:: Fragmento proporcionado ::

Para mí la mejor etapa en mi vida como estudiante fue la universidad. El verano de 1998 fue inolvidable. Bandas como Garbage, Pulp, Korn o Marilyn Manson estrenaban discos y sonaban en todos lados. Durante las vacaciones no solía salir a algún lado porque, a diferencia de muchos de ustedes, no soy el tipo de persona que viaja a pueblos mágicos, regiones distintas o una playa paradisiaca, no. Me quedaba en casa, pero tenía una gran cantidad de cosas qué hacer: jugar SNES (sobre todo Super Mario Kart), leer cómics (que en aquel verano la extinta Editorial VID lanzó la línea de Marvel en México), o escuchar música como la que mencioné al principio del párrafo.


Mi amigo Asketh solía llamarme por teléfono para vernos e ir a ver las novedades en tiendas de discos:
-Qué onda Iván, ¿nos vemos hoy en el metro Insurgentes?
-Va. ¿Hay algún disco nuevo?
-No lo sé, solo quiero ir a revisar lo que hay de música electrónica.
-Perfecto, yo buscaré novedades. ¡El nuevo de Pulp no tiene madre!


Y ahí estábamos, como idiotas buscando novedades, admirando las portadas y deseando trabajar para tener el dinero suficiente para gastarlo en discos. Solo en discos. Porque solo íbamos a eso: a ver los discos. No comprábamos nada. Éramos unos jodidos soñadores inmersos en Mix Up o Tower Records.

:::

Trabajo requerido: Copia sin cambios el pasaje del texto sobre el verano de 1998 que empieza en "Para mí la mejor" y termina en "principio del párrafo.".

:: Material extraído ::

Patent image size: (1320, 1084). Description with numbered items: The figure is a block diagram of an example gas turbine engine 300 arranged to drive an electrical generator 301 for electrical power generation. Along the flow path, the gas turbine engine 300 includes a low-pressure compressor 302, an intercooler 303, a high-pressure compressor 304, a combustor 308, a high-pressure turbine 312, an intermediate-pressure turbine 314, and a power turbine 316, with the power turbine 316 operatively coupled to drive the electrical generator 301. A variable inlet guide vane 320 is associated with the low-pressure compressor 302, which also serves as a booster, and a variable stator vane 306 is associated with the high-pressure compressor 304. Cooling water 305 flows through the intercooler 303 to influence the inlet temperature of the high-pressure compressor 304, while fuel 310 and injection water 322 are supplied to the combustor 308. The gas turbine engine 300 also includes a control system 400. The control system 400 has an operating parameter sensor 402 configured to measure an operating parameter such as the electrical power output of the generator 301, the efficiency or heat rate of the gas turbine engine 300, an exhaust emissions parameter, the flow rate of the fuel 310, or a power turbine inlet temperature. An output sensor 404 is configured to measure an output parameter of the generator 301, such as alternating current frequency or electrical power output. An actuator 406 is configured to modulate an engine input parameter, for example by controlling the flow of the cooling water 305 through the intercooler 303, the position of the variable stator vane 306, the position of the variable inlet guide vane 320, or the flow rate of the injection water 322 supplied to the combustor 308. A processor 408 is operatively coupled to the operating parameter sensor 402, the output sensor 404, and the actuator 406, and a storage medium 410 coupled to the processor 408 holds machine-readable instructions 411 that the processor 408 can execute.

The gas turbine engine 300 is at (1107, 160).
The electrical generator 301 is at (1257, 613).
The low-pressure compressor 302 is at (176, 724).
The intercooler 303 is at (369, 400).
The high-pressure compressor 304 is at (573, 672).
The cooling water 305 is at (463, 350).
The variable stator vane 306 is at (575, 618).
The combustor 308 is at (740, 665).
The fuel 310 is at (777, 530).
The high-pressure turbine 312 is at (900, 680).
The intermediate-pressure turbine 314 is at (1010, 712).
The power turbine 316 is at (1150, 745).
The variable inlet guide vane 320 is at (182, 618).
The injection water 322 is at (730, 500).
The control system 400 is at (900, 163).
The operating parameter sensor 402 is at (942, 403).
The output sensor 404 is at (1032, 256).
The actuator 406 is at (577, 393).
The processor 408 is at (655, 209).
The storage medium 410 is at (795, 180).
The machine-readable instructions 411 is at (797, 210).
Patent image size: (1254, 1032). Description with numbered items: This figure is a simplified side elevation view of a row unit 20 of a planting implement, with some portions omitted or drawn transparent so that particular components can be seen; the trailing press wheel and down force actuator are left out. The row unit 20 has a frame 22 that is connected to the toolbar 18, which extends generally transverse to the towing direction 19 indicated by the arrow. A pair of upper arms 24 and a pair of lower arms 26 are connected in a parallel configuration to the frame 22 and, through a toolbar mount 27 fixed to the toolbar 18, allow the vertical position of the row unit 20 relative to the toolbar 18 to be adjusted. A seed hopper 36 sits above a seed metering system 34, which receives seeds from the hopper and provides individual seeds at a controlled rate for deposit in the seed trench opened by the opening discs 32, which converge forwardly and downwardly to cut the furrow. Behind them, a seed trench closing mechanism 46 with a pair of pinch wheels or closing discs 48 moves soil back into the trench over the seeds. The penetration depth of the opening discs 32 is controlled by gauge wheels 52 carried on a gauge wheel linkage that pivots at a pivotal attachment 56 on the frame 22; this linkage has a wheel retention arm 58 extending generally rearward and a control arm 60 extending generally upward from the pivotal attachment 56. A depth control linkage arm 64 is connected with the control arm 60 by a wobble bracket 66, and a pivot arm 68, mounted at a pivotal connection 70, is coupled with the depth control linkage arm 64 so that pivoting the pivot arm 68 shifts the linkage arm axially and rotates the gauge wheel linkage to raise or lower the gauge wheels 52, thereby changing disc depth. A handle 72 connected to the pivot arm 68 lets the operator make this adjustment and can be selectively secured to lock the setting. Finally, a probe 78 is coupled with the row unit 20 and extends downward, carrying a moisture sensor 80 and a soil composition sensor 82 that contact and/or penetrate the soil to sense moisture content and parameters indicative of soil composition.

:::

Resultado del ejercicio:
Para mí la mejor etapa en mi vida como estudiante fue la universidad. El verano de 1998 fue inolvidable. Bandas como Garbage, Pulp, Korn o Marilyn Manson estrenaban discos y sonaban en todos lados. Durante las vacaciones no solía salir a algún lado porque, a diferencia de muchos de ustedes, no soy el tipo de persona que viaja a pueblos mágicos, regiones distintas o una playa paradisiaca, no. Me quedaba en casa, pero tenía una gran cantidad de cosas qué hacer: jugar SNES (sobre todo Super Mario Kart), leer cómics (que en aquel verano la extinta Editorial VID lanzó la línea de Marvel en México), o escuchar música como la que mencioné al principio del párrafo.